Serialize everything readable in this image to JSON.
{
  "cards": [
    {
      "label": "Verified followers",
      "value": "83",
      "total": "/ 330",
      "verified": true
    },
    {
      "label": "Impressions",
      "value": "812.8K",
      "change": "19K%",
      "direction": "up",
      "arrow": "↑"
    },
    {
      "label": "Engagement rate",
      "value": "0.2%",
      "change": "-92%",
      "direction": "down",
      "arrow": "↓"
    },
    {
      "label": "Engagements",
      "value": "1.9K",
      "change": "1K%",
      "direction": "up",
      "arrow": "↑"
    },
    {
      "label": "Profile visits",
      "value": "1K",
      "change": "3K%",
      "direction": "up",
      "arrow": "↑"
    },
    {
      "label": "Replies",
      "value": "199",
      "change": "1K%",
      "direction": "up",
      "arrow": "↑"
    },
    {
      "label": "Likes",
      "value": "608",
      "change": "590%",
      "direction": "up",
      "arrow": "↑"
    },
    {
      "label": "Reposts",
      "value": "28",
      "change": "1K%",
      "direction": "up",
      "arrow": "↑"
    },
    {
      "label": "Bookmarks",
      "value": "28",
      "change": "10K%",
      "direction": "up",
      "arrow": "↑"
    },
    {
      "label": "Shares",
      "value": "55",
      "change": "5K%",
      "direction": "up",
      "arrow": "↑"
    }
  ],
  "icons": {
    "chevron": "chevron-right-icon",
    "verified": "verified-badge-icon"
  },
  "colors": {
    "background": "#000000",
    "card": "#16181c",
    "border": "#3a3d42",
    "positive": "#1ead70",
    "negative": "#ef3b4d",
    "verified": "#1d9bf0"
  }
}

■ ■ ■

§ **THE EXERCISE**
Search the listing above for the string "label". Copy every line that contains it.

§ **WORKED SOLUTION**
      "label": "Verified followers",
      "label": "Impressions",
      "label": "Engagement rate",
      "label": "Engagements",
      "label": "Profile visits",
      "label": "Replies",
      "label": "Likes",
      "label": "Reposts",
      "label": "Bookmarks",
      "label": "Shares",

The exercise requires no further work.